Records contained in a dataset:

================

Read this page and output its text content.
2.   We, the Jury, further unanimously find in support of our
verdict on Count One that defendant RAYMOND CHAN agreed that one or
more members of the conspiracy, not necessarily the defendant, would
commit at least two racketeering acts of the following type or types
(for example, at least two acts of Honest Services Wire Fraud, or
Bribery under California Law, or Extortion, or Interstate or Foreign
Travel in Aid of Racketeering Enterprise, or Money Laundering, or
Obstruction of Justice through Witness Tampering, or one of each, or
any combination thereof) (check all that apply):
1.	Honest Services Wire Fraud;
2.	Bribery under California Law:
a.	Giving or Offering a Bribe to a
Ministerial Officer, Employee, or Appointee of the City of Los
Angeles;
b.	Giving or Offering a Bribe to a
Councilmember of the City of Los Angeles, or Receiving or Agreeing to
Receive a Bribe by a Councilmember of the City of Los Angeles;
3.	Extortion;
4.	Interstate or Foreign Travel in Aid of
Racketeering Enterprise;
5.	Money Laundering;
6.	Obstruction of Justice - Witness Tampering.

================

Exercise brief =>
Pick each line holding the word "Witness" out of the listing.

Response to this exercise =>
Obstruction of Justice through Witness Tampering, or one of each, or
6.	Obstruction of Justice - Witness Tampering.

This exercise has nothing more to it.